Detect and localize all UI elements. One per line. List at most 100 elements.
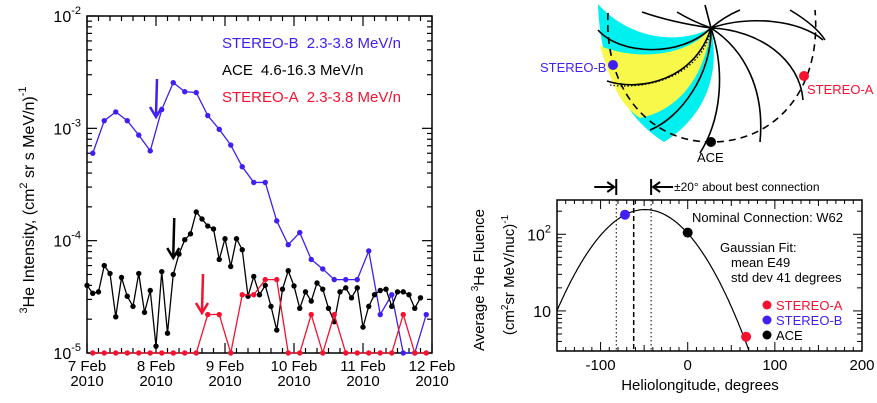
text-span: 10: [533, 304, 551, 321]
data-point: [354, 285, 360, 291]
text-span: STEREO-A: [222, 89, 299, 106]
text-span: 2.3-3.8 MeV/n: [307, 35, 401, 52]
data-point: [297, 305, 303, 311]
data-point: [101, 262, 107, 269]
data-point: [193, 350, 199, 356]
text-span: -1: [17, 86, 29, 96]
y-tick-label: 10-5: [53, 342, 81, 363]
data-point: [308, 298, 314, 304]
y-tick-label: 10-2: [53, 5, 81, 26]
data-point: [107, 270, 113, 277]
data-point: [210, 226, 217, 232]
data-point: [187, 231, 194, 237]
plot-frame: [86, 15, 433, 354]
text-span: -3: [71, 117, 81, 129]
data-point: [262, 179, 268, 186]
text-span: He Intensity, (cm: [21, 189, 38, 308]
legend-entry: STEREO-B 2.3-3.8 MeV/n: [222, 35, 401, 52]
ace-marker: [706, 137, 716, 147]
text-span: -5: [71, 342, 81, 354]
data-point: [141, 309, 148, 316]
data-point: [228, 263, 234, 270]
data-point: [193, 209, 199, 215]
data-point: [95, 289, 102, 295]
x-tick-label-date: 12 Feb: [409, 358, 456, 375]
legend-marker: [762, 330, 772, 340]
data-point: [228, 142, 234, 148]
y-axis-label-line2: (cm2sr MeV/nuc)-1: [500, 214, 518, 335]
data-point: [136, 132, 142, 138]
gaussian-fit-curve: [556, 209, 750, 351]
data-point: [159, 268, 165, 275]
text-span: 3: [470, 285, 481, 291]
data-point: [400, 289, 406, 295]
legend-label: ACE: [776, 328, 803, 343]
data-point: [366, 248, 372, 254]
plot-frame: [556, 199, 863, 352]
text-span: (cm: [501, 310, 518, 335]
x-tick-label: 200: [849, 357, 874, 374]
text-span: 10: [53, 121, 71, 138]
data-point: [113, 350, 119, 356]
x-tick-label-year: 2010: [346, 373, 379, 390]
data-point: [343, 285, 349, 291]
data-point: [222, 236, 228, 242]
data-point: [205, 112, 211, 119]
data-point: [268, 303, 274, 310]
data-point: [251, 273, 257, 280]
data-point: [285, 350, 291, 356]
x-tick-label-date: 7 Feb: [68, 358, 106, 375]
text-span: -1: [500, 214, 511, 223]
nominal-field-line: [609, 29, 712, 87]
data-point: [136, 270, 142, 277]
y-tick-label: 10-3: [53, 117, 81, 138]
y-axis-label-line1: Average 3He Fluence: [470, 209, 488, 351]
data-point: [343, 276, 349, 283]
data-point: [216, 126, 222, 133]
data-point: [233, 236, 240, 242]
data-point: [389, 350, 395, 356]
data-point: [193, 89, 199, 96]
data-point: [182, 237, 188, 243]
arrow-head: [148, 106, 164, 120]
data-point: [205, 311, 211, 318]
data-point: [297, 229, 303, 236]
fit-std: std dev 41 degrees: [731, 270, 842, 285]
data-point: [320, 286, 326, 292]
legend-marker: [762, 315, 772, 325]
data-point: [113, 314, 119, 320]
data-point: [124, 117, 130, 124]
series-line: [92, 81, 427, 354]
window-arrows-icon: [594, 179, 674, 195]
point-ace: [682, 227, 693, 238]
data-point: [239, 247, 245, 253]
stereo-b-label: STEREO-B: [540, 60, 606, 75]
x-axis-label: Heliolongitude, degrees: [621, 377, 779, 394]
data-point: [147, 148, 153, 154]
data-point: [377, 350, 383, 356]
data-point: [377, 287, 383, 294]
text-span: He Fluence: [471, 209, 488, 286]
data-point: [205, 223, 211, 229]
data-point: [291, 283, 297, 289]
data-point: [147, 287, 153, 294]
data-point: [256, 292, 263, 298]
data-point: [308, 311, 314, 318]
data-point: [400, 311, 406, 318]
data-point: [90, 350, 96, 356]
data-point: [314, 280, 320, 286]
nominal-connection-text: Nominal Connection: W62: [692, 210, 843, 225]
data-point: [377, 311, 383, 318]
data-point: [124, 293, 130, 299]
data-point: [337, 289, 343, 295]
data-point: [320, 266, 326, 272]
point-stereo-b: [619, 209, 630, 220]
data-point: [84, 282, 90, 289]
data-point: [389, 292, 395, 298]
window-annotation: ±20° about best connection: [674, 180, 820, 194]
data-point: [354, 350, 360, 356]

---*---

# Problem details:
Please copy every line of the material above back word for word, leaving out the picture.

# Exercise solution:
Detect and localize all UI elements. One per line. List at most 100 elements.
text-span: 10: [533, 304, 551, 321]
data-point: [354, 285, 360, 291]
text-span: STEREO-A: [222, 89, 299, 106]
text-span: 2.3-3.8 MeV/n: [307, 35, 401, 52]
data-point: [297, 305, 303, 311]
data-point: [101, 262, 107, 269]
data-point: [193, 350, 199, 356]
text-span: -1: [17, 86, 29, 96]
y-tick-label: 10-5: [53, 342, 81, 363]
data-point: [308, 298, 314, 304]
y-tick-label: 10-2: [53, 5, 81, 26]
data-point: [107, 270, 113, 277]
data-point: [210, 226, 217, 232]
data-point: [187, 231, 194, 237]
plot-frame: [86, 15, 433, 354]
text-span: -3: [71, 117, 81, 129]
data-point: [262, 179, 268, 186]
text-span: He Intensity, (cm: [21, 189, 38, 308]
legend-entry: STEREO-B 2.3-3.8 MeV/n: [222, 35, 401, 52]
ace-marker: [706, 137, 716, 147]
text-span: -5: [71, 342, 81, 354]
data-point: [141, 309, 148, 316]
data-point: [228, 263, 234, 270]
data-point: [193, 209, 199, 215]
data-point: [95, 289, 102, 295]
x-tick-label-date: 12 Feb: [409, 358, 456, 375]
legend-marker: [762, 330, 772, 340]
data-point: [228, 142, 234, 148]
y-axis-label-line2: (cm2sr MeV/nuc)-1: [500, 214, 518, 335]
data-point: [136, 132, 142, 138]
gaussian-fit-curve: [556, 209, 750, 351]
data-point: [159, 268, 165, 275]
text-span: 3: [470, 285, 481, 291]
data-point: [400, 289, 406, 295]
legend-label: ACE: [776, 328, 803, 343]
data-point: [366, 248, 372, 254]
plot-frame: [556, 199, 863, 352]
text-span: (cm: [501, 310, 518, 335]
x-tick-label: 200: [849, 357, 874, 374]
text-span: 10: [53, 121, 71, 138]
data-point: [113, 350, 119, 356]
x-tick-label-year: 2010: [346, 373, 379, 390]
data-point: [343, 285, 349, 291]
data-point: [222, 236, 228, 242]
data-point: [205, 112, 211, 119]
data-point: [268, 303, 274, 310]
data-point: [251, 273, 257, 280]
data-point: [285, 350, 291, 356]
x-tick-label-date: 7 Feb: [68, 358, 106, 375]
text-span: -1: [500, 214, 511, 223]
nominal-field-line: [609, 29, 712, 87]
data-point: [136, 270, 142, 277]
y-tick-label: 10-3: [53, 117, 81, 138]
y-axis-label-line1: Average 3He Fluence: [470, 209, 488, 351]
data-point: [343, 276, 349, 283]
data-point: [216, 126, 222, 133]
data-point: [233, 236, 240, 242]
data-point: [389, 350, 395, 356]
data-point: [193, 89, 199, 96]
data-point: [182, 237, 188, 243]
arrow-head: [148, 106, 164, 120]
data-point: [205, 311, 211, 318]
data-point: [297, 229, 303, 236]
fit-std: std dev 41 degrees: [731, 270, 842, 285]
data-point: [320, 286, 326, 292]
legend-marker: [762, 315, 772, 325]
data-point: [113, 314, 119, 320]
data-point: [124, 117, 130, 124]
series-line: [92, 81, 427, 354]
window-arrows-icon: [594, 179, 674, 195]
point-ace: [682, 227, 693, 238]
data-point: [239, 247, 245, 253]
stereo-b-label: STEREO-B: [540, 60, 606, 75]
x-axis-label: Heliolongitude, degrees: [621, 377, 779, 394]
data-point: [147, 148, 153, 154]
data-point: [377, 350, 383, 356]
data-point: [377, 287, 383, 294]
text-span: He Fluence: [471, 209, 488, 286]
data-point: [205, 223, 211, 229]
data-point: [291, 283, 297, 289]
data-point: [147, 287, 153, 294]
data-point: [256, 292, 263, 298]
data-point: [308, 311, 314, 318]
data-point: [400, 311, 406, 318]
data-point: [90, 350, 96, 356]
data-point: [314, 280, 320, 286]
nominal-connection-text: Nominal Connection: W62: [692, 210, 843, 225]
data-point: [377, 311, 383, 318]
data-point: [124, 293, 130, 299]
data-point: [337, 289, 343, 295]
data-point: [320, 266, 326, 272]
point-stereo-b: [619, 209, 630, 220]
data-point: [84, 282, 90, 289]
data-point: [389, 292, 395, 298]
window-annotation: ±20° about best connection: [674, 180, 820, 194]
data-point: [354, 350, 360, 356]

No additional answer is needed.